[Saved entries]
────

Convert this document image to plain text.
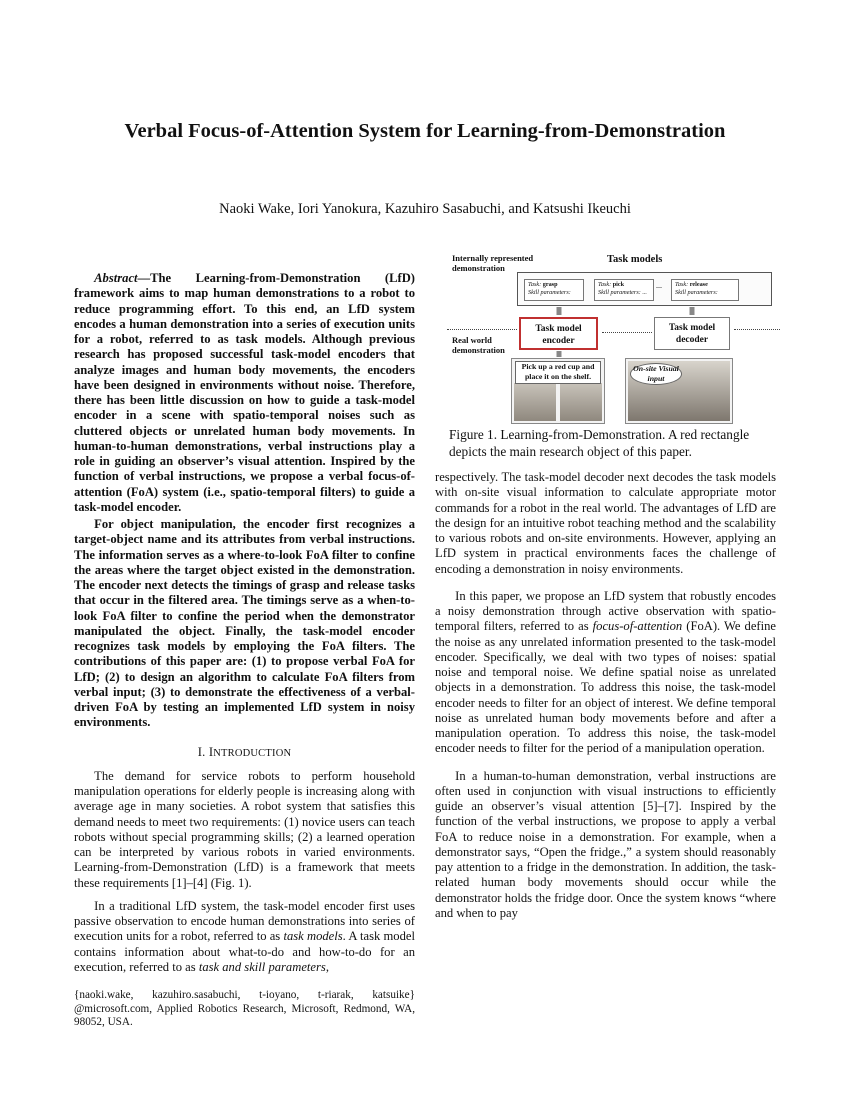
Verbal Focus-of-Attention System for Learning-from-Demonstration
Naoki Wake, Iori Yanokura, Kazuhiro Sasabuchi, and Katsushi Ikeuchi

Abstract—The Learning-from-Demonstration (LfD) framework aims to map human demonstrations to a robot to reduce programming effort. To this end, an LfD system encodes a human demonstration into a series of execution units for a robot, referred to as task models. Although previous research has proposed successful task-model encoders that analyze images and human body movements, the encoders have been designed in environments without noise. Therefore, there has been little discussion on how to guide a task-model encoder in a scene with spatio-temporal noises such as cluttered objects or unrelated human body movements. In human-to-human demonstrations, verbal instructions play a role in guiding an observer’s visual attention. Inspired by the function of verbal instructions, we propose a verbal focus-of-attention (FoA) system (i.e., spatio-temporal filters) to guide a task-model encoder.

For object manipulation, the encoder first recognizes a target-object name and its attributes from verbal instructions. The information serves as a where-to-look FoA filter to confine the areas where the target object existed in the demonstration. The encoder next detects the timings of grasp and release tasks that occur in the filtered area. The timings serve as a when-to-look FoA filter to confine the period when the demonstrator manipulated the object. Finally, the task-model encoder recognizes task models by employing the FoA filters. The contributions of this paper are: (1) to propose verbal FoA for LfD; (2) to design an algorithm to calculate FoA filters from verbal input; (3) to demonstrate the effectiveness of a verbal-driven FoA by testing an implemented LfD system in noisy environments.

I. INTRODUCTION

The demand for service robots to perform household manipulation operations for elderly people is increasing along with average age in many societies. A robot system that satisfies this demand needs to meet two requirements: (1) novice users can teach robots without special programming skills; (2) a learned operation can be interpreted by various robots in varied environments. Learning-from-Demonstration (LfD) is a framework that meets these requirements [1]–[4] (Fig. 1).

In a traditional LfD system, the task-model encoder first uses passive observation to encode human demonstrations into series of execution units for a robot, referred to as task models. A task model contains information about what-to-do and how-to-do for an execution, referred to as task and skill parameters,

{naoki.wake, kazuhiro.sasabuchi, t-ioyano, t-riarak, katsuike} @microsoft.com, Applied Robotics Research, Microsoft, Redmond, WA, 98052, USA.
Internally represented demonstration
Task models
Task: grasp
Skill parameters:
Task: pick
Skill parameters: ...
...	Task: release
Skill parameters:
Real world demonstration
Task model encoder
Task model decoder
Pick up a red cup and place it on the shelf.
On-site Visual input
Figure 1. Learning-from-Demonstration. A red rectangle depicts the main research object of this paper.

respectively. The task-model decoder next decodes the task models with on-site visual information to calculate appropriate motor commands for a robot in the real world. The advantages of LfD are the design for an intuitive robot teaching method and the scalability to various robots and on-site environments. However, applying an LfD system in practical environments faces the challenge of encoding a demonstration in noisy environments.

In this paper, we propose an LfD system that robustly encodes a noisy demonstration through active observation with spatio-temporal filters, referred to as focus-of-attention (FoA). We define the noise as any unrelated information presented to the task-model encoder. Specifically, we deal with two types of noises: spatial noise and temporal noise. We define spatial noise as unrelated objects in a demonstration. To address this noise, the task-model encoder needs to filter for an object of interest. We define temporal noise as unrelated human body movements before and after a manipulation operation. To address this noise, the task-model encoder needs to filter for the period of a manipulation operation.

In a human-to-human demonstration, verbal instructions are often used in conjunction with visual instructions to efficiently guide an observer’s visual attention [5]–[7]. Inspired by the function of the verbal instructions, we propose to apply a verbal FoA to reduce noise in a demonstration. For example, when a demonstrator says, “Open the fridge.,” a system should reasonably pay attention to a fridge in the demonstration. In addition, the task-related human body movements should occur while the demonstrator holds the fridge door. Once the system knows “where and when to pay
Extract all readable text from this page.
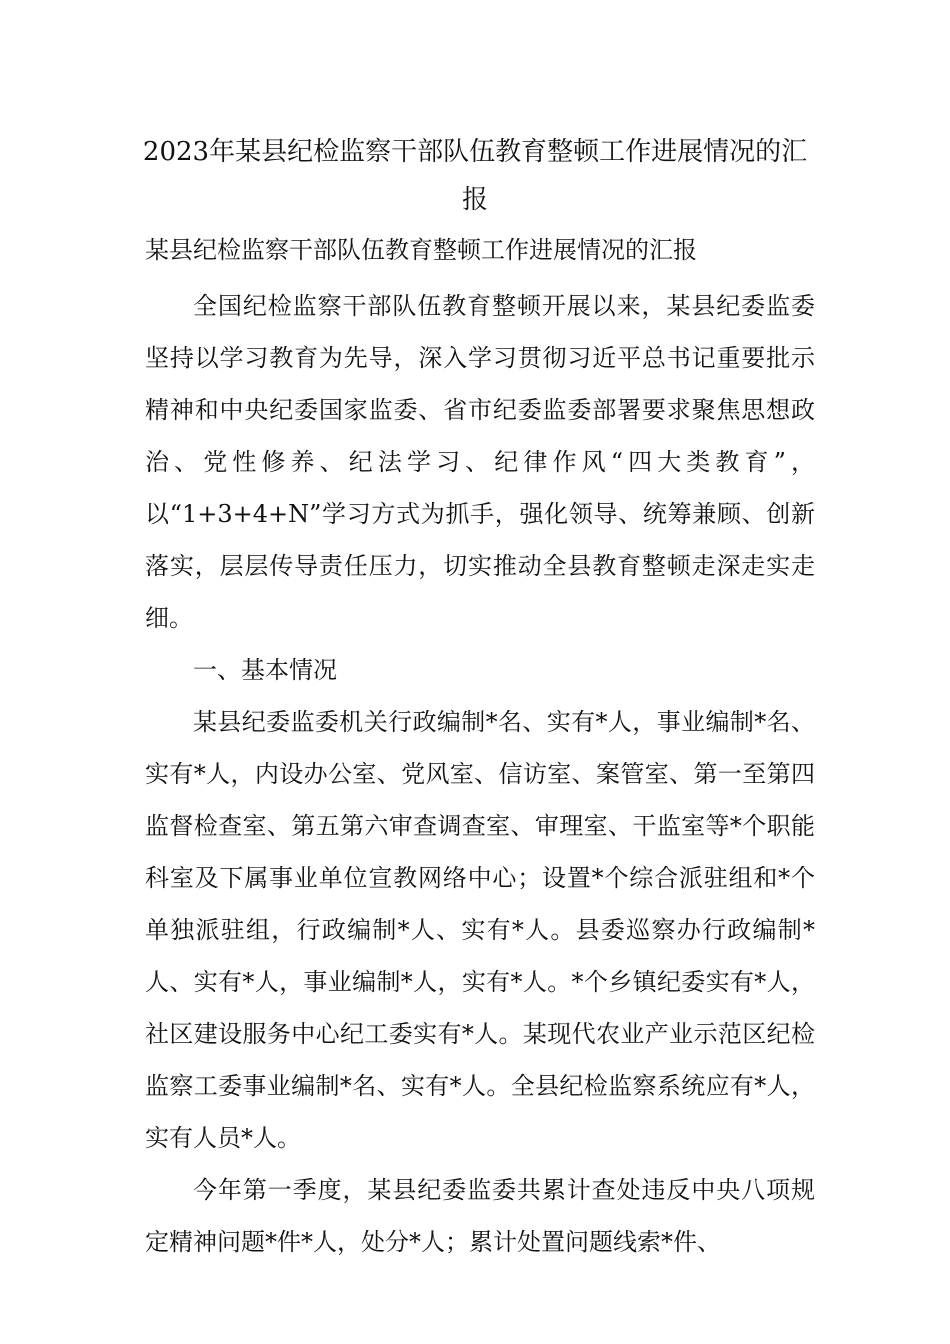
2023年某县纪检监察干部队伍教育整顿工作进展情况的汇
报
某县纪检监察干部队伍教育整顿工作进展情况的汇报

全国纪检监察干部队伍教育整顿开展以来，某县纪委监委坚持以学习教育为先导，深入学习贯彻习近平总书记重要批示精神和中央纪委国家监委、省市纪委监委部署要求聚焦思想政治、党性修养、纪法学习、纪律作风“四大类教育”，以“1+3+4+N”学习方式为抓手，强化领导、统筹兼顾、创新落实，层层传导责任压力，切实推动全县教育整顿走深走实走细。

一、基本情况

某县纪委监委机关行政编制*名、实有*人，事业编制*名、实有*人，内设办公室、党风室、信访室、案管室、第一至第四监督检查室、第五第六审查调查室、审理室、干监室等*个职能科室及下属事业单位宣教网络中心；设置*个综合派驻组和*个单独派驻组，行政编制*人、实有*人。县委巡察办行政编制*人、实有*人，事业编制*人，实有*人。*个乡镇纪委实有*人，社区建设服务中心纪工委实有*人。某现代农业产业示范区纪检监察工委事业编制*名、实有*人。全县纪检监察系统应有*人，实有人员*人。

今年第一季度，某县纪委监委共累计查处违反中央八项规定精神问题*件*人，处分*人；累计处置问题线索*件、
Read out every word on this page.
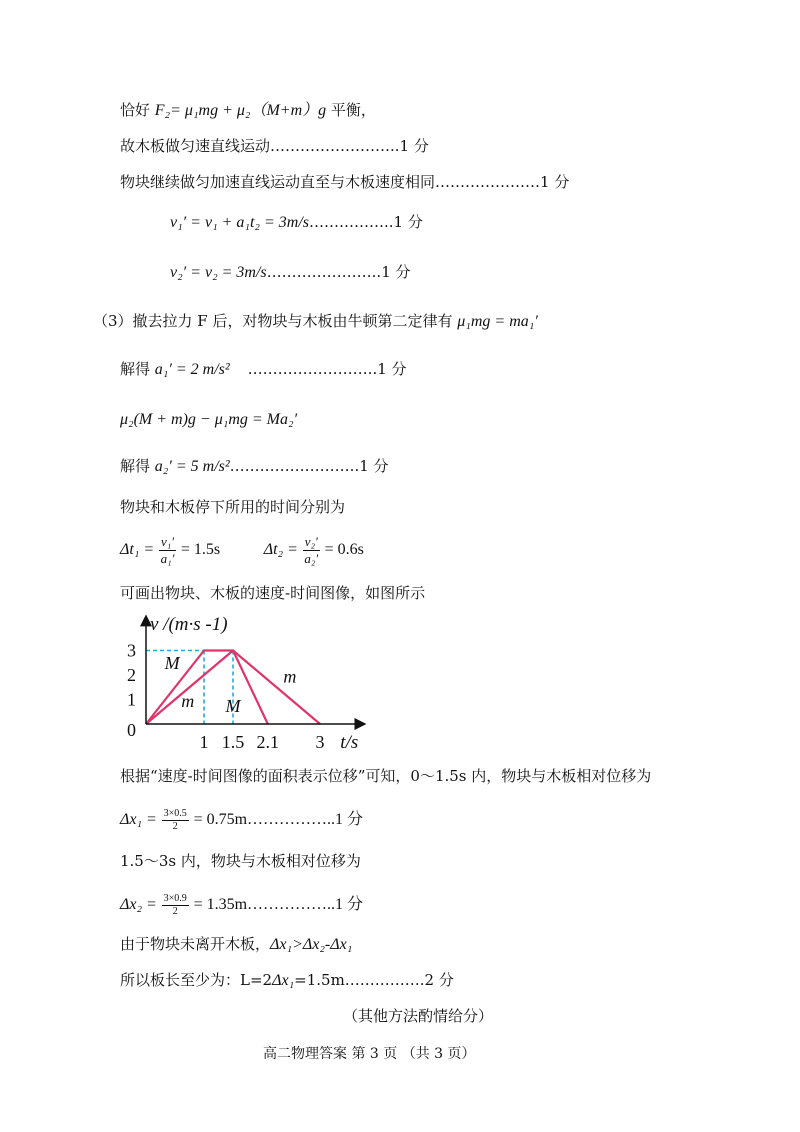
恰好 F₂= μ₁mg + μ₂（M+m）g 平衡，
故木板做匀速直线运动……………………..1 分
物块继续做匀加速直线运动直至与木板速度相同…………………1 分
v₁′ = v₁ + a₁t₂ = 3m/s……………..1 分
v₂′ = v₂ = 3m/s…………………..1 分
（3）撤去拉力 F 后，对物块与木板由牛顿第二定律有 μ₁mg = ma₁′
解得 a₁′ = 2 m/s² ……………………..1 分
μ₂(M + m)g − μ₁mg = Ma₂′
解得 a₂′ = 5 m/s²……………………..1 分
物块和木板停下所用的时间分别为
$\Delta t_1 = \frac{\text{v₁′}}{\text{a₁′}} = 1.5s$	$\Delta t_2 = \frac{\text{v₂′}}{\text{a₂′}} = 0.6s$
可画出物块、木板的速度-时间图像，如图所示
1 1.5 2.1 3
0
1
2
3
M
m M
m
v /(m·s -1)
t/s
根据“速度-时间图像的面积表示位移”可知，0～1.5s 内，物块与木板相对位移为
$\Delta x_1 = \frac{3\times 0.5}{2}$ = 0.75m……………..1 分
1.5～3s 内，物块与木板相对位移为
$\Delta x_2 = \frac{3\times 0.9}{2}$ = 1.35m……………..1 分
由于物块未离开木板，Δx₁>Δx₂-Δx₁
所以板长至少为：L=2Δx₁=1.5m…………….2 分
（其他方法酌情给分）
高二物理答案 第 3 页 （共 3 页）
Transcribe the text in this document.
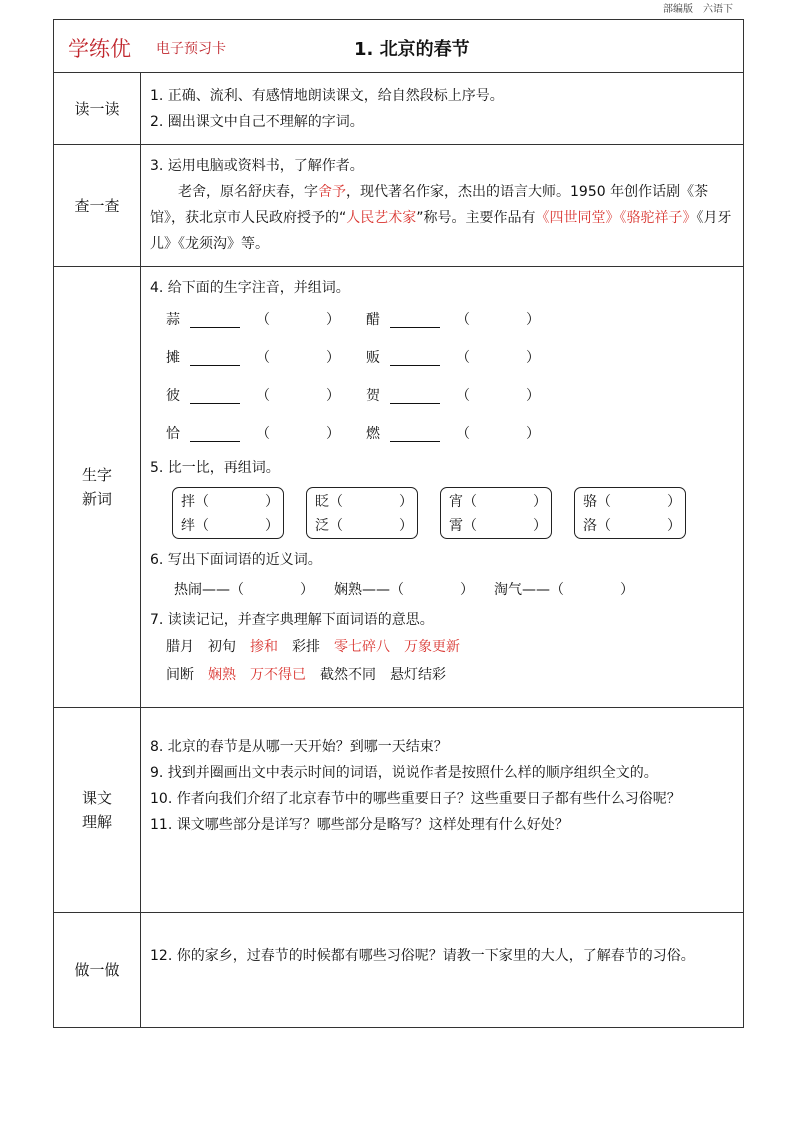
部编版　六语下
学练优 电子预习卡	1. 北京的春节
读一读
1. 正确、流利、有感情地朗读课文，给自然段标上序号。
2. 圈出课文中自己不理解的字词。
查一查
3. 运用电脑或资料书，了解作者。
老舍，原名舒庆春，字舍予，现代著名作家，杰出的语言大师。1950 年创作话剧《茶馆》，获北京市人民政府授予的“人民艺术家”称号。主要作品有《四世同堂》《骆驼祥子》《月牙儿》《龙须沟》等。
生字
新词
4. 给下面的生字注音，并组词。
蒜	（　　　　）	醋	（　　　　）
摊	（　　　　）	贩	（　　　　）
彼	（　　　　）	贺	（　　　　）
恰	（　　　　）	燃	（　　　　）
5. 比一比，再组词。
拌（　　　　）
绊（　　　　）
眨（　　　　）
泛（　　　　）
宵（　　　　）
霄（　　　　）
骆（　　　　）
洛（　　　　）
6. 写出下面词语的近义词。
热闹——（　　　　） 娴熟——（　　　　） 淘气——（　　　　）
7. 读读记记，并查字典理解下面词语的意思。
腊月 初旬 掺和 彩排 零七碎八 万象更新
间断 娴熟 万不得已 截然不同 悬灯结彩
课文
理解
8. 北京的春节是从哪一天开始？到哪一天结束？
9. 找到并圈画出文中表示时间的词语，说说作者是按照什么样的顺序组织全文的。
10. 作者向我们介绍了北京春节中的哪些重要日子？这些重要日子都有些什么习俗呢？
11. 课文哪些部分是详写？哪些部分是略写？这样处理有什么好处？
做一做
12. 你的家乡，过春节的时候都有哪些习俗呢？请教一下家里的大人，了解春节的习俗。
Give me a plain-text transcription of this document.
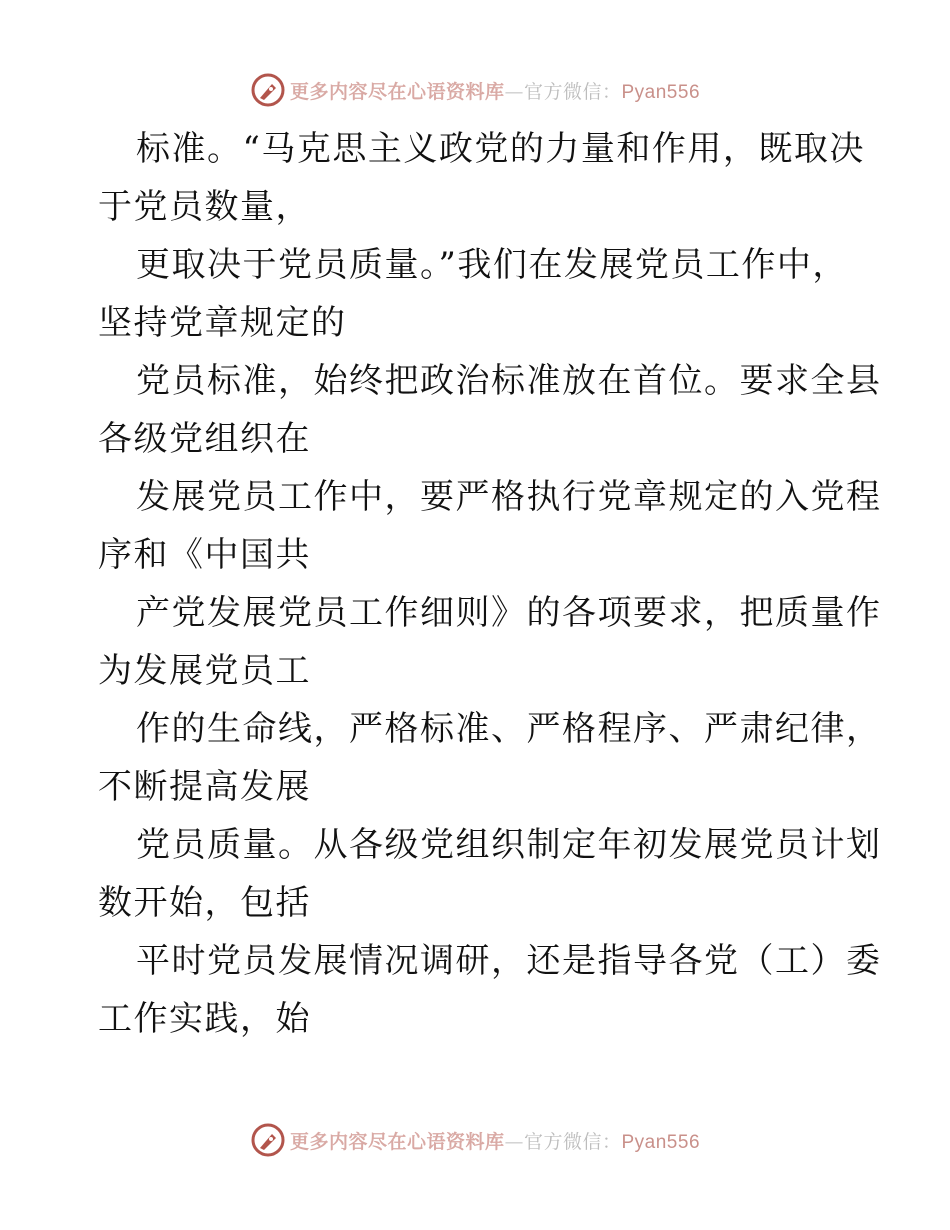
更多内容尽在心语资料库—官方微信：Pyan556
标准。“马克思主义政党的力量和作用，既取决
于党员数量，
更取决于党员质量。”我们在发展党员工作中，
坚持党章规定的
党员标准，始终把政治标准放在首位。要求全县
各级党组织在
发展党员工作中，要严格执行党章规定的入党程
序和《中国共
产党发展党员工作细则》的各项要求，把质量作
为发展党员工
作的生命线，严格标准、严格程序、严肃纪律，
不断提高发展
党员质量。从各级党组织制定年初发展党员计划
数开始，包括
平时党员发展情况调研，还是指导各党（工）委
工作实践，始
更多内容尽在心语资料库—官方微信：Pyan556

────

### WHAT YOU WILL DO
Reproduce every line of the listing above in which the string "μ₁mg" appears.

### RESPONSE TO THE TASK
恰好 F₂= μ₁mg + μ₂（M+m）g 平衡，
（3）撤去拉力 F 后，对物块与木板由牛顿第二定律有 μ₁mg = ma₁′
μ₂(M + m)g − μ₁mg = Ma₂′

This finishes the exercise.